Stated goal → Find the lines with "Disabilities" in them and copy them out.

The records →
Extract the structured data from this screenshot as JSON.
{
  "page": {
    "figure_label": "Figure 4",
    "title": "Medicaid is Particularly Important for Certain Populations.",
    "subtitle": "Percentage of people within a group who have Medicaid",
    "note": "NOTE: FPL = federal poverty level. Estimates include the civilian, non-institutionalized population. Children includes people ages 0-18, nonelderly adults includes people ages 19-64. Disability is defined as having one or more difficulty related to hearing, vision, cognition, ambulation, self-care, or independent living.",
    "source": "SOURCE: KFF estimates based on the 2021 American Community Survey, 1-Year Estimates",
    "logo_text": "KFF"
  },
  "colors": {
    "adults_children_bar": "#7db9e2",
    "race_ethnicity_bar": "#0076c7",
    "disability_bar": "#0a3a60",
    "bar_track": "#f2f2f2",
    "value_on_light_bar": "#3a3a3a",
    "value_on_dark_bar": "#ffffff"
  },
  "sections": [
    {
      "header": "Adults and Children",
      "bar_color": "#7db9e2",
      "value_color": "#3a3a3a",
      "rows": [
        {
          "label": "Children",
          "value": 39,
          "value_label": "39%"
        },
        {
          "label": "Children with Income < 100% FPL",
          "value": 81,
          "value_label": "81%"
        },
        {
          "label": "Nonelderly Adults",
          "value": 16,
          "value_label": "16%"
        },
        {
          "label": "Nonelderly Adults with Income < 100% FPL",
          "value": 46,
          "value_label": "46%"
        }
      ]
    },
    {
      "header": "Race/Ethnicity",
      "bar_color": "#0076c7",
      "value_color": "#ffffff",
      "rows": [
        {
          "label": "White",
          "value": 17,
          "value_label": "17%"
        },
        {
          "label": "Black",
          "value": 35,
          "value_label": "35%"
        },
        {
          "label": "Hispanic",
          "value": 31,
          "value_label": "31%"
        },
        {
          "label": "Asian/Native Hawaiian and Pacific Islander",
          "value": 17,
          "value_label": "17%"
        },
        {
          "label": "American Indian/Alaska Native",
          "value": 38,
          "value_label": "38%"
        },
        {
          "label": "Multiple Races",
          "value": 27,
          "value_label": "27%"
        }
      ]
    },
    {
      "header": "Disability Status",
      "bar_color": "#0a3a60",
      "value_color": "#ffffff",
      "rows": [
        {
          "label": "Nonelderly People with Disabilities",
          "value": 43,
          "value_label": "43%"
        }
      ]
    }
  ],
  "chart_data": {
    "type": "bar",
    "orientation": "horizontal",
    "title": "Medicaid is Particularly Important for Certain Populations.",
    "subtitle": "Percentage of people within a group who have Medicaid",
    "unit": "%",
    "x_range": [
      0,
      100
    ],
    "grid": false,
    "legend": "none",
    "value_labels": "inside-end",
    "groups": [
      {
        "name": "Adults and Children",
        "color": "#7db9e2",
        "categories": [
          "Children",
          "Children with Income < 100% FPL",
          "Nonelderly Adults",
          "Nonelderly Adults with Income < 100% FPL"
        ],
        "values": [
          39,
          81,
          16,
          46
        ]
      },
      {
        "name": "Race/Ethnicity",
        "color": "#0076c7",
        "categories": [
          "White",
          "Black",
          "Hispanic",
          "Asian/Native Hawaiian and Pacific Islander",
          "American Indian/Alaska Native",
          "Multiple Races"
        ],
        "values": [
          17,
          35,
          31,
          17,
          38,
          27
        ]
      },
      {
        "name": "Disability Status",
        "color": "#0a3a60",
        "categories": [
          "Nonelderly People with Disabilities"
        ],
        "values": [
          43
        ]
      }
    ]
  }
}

Expected answer →
          "label": "Nonelderly People with Disabilities",
          "Nonelderly People with Disabilities"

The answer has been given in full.